# TASK INSTRUCTIONS
1: Translate this sentence from the LFS chroot message below into Spanish: "The user however should be able to su to root."
2: Answer these questions using the LFS chroot message below.
(a) On which two earlier LFS versions did the same setup work without problems?
(b) What error appears when "su -" is called under the user?
(c) Which glibc function fails when /proc/self/fd/0 points to a path that does not exist in the chroot?

# SOURCE DOCUMENT
---------------

On 02/11/2018 09:17 PM, Bruce Dubbs wrote:
Tim Tassonis wrote:
Hi all

I currently building LFS (svn) and seem to get a problem doing su in the chroot environment. I am past shadow now and have set-up a user to work with. The user however should be able to su to root. I have done the same on lfs 7.9 and lfs 8.0 without problems.

I think, I follow the book when entering the chroot:

LFS=/lfs export LFS
mount -v --bind /dev $LFS/dev
mount -vt devpts devpts $LFS/dev/pts -o gid=5,mode=620
mount -vt proc proc $LFS/proc
mount -vt sysfs sysfs $LFS/sys
mount -vt tmpfs tmpfs $LFS/run

if [ -h $LFS/dev/shm ]; then
   mkdir -pv $LFS/$(readlink $LFS/dev/shm)
fi
chroot "$LFS" /tools/bin/env -i \
     HOME=/root                  \
     TERM="$TERM"                \
     PS1='\u:\w\$ '              \
     PATH=/bin:/usr/bin:/sbin:/usr/sbin:/tools/bin \
    /tools/bin/bash --login +h


In chroot, /dev/pts looks like this:

root@lfsd82:/# ls -ld /dev/pts
drwxr-xr-x 2 root root 0 Feb 11 19:38 /dev/pts
root@lfsd82:/# ls -ld /dev/pts/*
c--------- 1 root root 5, 2 Feb 11 19:38 /dev/pts/ptmx


I can then call "login", enter the user's userid and password and get a shell. I can also do a "su - timtas", which also works.

If I then call "su -" under the user, I always get:

su: must be run from a terminal


The contents of /dev/pts in the chroot always stay:


timtas@lfsd82:~$ ls -l /dev/pts/
total 0
c--------- 1 root root 5, 2 Feb 11 19:38 ptmx


What am I missing?

Well I'm attaching what I use.  Of course you have to make sure the non-root user is created in chroot and has a home directory.

Run mount-virt.sh, then enter chroot.  You should be able to su from there after a 'useradd -m userid'.


Thanks for that. Just another quick question: what are your contents in
/dev/pts after you entered chroot?

I have read some stuff now and someone pointed to a glibc issue when failing to dereference /proc/self/fd/0. In my chroot, /proc/self/fd/0 points to:

root@lfsd82:/# ls -l /proc/self/fd/0
lrwx------ 1 root root 64 Feb 11 21:01 /proc/self/fd/0 -> /dev/pts/0

which doesn't exist in my chroot. This then seems to trigger the errors, as the glibc function ttyname() fails in that case.

Somehow, the chroot call seems not to inherit the tty from outside and therefore no valid tty exist in the chroot.

---------------

# RAW DATA
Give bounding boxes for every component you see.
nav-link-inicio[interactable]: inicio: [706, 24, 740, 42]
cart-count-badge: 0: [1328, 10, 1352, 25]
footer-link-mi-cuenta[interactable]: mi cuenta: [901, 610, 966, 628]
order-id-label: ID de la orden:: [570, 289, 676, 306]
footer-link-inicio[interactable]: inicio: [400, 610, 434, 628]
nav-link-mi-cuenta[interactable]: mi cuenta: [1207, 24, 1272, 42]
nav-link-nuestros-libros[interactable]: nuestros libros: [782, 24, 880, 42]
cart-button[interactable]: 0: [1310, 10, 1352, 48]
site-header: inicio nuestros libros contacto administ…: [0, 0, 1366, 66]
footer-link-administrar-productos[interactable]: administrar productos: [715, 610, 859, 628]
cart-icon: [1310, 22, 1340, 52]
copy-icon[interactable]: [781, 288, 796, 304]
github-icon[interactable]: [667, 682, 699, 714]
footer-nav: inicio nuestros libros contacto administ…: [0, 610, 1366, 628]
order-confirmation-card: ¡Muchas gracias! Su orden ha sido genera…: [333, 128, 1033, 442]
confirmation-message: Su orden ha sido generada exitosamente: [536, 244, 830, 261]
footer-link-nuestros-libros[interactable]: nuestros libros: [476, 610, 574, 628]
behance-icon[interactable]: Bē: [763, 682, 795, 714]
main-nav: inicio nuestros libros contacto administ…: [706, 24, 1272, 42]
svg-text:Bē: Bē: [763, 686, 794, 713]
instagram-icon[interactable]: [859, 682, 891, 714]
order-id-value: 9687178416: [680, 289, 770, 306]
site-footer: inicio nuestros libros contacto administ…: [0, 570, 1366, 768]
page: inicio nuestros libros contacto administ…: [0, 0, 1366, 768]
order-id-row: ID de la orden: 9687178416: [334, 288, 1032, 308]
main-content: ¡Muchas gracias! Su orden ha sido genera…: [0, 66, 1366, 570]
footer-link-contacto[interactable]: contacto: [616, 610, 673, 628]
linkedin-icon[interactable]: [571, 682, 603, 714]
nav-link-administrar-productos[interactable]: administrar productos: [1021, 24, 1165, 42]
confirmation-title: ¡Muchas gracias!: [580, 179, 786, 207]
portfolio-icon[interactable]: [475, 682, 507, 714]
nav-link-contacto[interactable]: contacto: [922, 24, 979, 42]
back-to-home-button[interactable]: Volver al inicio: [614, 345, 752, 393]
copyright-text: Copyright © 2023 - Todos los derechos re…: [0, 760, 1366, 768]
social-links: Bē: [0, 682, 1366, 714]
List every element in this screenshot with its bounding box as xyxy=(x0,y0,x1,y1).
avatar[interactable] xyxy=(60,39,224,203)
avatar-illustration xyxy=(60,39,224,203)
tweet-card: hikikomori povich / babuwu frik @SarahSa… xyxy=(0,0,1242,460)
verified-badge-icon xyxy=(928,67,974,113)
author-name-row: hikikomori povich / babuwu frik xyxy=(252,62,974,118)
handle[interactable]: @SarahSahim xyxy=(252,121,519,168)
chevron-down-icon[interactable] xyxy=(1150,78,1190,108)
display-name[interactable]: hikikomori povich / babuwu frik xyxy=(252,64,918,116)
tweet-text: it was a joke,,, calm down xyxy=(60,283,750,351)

---------------

# EXERCISE RESULTS
1: Sin embargo, el usuario debería poder usar su para pasar a root.

2:
(a) LFS 7.9 and LFS 8.0
(b) su: must be run from a terminal
(c) ttyname()